• **Task description**
Identify the lines that include the word "label", then copy all of them.

• **Material**
-- begin --
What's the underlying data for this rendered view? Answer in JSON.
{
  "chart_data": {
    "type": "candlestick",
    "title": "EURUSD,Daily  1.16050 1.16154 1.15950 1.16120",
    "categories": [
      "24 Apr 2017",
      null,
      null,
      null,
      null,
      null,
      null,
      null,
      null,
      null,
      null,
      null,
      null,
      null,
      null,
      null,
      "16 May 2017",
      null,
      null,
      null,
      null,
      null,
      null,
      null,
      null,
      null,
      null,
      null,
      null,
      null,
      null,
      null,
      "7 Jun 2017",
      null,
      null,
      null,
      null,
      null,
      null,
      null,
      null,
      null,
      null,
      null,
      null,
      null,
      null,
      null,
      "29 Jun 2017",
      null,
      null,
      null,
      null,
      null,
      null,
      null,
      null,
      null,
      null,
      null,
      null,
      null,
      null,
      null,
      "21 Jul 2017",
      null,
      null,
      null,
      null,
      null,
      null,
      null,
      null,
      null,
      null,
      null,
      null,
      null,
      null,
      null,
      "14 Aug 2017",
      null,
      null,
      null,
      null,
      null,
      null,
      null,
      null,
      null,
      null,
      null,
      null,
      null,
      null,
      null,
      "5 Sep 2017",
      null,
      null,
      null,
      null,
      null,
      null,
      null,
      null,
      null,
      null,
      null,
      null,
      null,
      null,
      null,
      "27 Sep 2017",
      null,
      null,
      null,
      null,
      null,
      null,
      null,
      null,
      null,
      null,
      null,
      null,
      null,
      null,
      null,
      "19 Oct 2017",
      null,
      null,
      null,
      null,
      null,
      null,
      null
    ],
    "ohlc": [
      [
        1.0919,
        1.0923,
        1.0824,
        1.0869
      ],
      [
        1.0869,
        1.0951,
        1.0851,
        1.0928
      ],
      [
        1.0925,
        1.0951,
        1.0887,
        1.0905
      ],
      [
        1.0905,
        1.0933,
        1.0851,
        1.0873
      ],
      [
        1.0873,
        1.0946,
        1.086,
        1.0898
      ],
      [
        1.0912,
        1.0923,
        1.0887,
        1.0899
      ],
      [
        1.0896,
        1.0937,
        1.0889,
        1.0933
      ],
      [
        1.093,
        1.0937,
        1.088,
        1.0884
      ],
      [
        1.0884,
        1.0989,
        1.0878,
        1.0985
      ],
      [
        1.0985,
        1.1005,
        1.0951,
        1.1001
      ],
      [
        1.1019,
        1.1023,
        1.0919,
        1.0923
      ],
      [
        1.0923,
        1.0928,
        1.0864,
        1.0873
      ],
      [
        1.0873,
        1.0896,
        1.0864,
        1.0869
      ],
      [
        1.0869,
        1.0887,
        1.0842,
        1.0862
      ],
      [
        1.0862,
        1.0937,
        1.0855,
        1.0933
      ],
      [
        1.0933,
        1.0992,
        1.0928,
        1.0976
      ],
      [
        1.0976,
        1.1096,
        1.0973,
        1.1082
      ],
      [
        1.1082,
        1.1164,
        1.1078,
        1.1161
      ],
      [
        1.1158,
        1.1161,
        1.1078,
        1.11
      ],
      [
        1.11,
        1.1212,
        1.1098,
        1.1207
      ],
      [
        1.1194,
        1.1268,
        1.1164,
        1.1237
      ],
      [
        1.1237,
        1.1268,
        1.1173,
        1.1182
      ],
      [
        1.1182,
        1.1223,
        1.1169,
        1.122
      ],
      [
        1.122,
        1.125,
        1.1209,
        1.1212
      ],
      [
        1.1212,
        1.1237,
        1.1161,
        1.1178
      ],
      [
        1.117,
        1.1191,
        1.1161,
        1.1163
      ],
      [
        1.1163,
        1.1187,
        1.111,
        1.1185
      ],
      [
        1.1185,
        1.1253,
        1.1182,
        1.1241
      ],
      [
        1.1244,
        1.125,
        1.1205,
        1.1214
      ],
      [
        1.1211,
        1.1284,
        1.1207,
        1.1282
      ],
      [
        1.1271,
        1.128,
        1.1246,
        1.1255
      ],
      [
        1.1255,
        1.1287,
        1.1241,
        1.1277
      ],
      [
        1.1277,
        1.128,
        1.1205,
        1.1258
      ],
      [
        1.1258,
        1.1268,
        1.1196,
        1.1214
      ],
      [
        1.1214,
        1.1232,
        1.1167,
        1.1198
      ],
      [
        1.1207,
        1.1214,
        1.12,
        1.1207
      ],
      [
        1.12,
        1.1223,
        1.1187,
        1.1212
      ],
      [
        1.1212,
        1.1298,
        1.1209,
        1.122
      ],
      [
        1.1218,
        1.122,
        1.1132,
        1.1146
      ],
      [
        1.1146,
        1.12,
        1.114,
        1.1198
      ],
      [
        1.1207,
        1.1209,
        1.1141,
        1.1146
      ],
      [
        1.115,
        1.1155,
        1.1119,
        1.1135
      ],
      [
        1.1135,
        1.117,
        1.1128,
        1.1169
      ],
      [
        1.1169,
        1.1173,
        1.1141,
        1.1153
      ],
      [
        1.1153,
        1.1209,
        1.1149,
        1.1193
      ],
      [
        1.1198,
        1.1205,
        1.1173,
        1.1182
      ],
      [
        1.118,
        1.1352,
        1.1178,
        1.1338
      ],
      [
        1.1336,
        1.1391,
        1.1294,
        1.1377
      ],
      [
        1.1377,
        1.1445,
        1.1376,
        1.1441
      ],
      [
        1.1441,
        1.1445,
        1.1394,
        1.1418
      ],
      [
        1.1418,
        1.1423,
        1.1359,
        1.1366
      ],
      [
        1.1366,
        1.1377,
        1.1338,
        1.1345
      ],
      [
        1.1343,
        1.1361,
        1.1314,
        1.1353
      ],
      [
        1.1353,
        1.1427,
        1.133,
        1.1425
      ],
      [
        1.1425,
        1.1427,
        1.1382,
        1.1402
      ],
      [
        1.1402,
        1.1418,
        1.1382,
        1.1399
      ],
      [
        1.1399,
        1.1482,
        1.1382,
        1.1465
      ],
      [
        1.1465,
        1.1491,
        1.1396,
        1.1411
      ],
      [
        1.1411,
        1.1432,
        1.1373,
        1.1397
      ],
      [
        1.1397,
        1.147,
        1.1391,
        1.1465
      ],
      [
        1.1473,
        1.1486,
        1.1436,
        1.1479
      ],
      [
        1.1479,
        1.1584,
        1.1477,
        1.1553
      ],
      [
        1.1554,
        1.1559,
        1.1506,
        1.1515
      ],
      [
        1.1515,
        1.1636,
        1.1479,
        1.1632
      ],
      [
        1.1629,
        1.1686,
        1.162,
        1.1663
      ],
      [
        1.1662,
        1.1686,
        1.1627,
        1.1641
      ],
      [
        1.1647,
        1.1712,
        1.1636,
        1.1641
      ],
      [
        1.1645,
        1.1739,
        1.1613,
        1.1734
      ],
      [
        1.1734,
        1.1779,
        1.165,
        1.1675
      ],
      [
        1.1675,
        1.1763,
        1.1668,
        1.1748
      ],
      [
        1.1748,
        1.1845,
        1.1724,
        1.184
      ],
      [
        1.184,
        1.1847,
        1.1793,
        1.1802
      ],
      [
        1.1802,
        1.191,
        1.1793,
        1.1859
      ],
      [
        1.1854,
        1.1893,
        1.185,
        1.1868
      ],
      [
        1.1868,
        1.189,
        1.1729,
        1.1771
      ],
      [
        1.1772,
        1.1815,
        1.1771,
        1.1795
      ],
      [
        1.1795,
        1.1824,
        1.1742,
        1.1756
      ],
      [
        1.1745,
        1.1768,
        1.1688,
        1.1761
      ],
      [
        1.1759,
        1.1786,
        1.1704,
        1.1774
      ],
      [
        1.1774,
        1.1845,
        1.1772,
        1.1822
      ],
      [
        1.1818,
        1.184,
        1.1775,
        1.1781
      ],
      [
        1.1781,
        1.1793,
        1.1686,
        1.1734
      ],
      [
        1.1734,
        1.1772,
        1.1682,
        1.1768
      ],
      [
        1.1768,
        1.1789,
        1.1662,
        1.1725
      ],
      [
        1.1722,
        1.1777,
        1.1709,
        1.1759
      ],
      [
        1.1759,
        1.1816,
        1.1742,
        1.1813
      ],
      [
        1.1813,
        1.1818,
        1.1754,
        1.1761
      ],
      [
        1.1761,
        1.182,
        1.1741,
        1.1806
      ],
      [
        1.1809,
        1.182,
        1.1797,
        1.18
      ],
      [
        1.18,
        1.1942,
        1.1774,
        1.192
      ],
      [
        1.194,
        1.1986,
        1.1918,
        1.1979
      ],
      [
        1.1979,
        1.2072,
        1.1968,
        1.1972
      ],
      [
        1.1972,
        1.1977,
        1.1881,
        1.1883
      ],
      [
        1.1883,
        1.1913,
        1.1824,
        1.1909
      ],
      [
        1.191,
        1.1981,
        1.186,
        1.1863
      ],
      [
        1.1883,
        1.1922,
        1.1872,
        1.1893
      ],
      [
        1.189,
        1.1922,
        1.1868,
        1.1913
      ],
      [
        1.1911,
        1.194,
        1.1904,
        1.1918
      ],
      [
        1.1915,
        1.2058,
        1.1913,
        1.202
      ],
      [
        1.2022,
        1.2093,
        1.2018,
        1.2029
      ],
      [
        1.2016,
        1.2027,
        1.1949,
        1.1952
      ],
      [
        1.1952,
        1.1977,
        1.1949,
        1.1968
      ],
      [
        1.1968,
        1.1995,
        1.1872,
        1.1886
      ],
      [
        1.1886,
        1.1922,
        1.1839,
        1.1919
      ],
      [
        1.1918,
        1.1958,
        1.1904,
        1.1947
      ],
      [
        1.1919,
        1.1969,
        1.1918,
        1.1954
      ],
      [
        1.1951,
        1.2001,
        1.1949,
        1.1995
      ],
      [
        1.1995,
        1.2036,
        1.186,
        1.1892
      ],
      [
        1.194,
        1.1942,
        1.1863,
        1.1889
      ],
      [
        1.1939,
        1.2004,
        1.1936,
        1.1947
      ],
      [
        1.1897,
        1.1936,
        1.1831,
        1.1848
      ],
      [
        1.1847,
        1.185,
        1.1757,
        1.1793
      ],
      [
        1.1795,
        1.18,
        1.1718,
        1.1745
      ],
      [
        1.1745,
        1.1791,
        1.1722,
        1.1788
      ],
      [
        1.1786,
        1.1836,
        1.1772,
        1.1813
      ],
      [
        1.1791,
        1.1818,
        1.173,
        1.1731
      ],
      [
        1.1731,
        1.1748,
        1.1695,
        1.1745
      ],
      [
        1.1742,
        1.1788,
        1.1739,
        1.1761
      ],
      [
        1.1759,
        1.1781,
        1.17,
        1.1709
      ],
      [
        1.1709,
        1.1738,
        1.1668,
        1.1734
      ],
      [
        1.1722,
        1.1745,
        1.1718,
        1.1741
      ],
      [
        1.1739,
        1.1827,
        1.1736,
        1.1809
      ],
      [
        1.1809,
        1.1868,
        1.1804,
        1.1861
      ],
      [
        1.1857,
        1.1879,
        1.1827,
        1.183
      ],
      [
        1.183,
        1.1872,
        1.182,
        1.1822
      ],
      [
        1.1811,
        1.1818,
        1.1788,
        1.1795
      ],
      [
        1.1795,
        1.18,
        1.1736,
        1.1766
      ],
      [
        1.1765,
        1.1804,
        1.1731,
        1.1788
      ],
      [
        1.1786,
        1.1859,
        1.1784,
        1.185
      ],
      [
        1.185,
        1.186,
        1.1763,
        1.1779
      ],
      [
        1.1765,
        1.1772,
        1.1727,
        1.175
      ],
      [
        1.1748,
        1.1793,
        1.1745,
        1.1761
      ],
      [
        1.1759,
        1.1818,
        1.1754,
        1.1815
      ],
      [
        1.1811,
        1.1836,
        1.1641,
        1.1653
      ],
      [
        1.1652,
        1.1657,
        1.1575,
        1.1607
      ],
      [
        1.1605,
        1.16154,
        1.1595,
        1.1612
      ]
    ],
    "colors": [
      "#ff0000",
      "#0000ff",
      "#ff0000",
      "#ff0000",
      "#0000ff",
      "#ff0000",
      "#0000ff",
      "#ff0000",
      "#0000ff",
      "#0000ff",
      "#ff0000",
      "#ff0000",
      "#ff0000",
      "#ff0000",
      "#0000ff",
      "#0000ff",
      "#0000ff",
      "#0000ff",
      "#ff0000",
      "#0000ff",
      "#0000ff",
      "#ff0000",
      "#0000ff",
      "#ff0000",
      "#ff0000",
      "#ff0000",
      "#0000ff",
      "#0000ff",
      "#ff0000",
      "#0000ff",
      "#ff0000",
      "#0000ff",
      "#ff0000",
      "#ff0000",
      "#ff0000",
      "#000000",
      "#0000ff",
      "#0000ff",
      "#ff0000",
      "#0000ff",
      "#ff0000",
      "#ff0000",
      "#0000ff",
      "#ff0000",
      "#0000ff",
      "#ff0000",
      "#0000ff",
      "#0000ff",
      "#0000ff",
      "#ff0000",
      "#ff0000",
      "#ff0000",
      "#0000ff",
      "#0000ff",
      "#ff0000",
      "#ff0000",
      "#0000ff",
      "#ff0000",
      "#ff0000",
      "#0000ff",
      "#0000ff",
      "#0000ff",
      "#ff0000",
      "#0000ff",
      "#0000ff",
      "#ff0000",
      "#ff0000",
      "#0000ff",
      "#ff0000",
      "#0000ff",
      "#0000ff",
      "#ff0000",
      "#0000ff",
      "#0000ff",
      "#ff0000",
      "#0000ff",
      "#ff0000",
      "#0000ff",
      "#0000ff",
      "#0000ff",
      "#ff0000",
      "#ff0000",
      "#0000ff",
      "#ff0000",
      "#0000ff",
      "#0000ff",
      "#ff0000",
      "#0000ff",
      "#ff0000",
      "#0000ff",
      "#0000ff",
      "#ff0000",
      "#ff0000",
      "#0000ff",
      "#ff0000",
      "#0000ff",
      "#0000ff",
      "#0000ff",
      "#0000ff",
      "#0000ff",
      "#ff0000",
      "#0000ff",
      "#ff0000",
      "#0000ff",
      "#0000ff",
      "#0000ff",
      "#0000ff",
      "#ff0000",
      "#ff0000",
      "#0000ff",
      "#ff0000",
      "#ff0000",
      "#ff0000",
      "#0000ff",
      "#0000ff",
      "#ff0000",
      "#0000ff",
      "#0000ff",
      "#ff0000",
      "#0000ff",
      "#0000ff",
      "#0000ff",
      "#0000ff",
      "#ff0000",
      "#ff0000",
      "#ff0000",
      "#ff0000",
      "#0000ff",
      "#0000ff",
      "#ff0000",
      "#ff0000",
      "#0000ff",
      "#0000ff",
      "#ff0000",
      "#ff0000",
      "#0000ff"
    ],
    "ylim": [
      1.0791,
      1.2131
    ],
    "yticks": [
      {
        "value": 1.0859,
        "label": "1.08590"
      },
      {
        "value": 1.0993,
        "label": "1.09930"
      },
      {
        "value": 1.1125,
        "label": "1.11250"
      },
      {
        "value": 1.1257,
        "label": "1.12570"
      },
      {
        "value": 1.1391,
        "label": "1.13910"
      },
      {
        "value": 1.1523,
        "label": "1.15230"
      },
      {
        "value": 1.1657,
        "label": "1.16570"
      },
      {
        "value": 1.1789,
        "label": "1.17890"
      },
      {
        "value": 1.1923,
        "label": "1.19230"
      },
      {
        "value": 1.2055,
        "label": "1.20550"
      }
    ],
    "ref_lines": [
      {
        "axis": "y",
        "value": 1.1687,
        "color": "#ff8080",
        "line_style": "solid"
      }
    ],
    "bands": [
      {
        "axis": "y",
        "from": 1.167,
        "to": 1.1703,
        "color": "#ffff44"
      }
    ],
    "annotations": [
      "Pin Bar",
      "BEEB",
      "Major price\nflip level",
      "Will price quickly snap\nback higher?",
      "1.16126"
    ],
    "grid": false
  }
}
-- end --
• **Answer for this exercise**
        "label": "1.08590"
        "label": "1.09930"
        "label": "1.11250"
        "label": "1.12570"
        "label": "1.13910"
        "label": "1.15230"
        "label": "1.16570"
        "label": "1.17890"
        "label": "1.19230"
        "label": "1.20550"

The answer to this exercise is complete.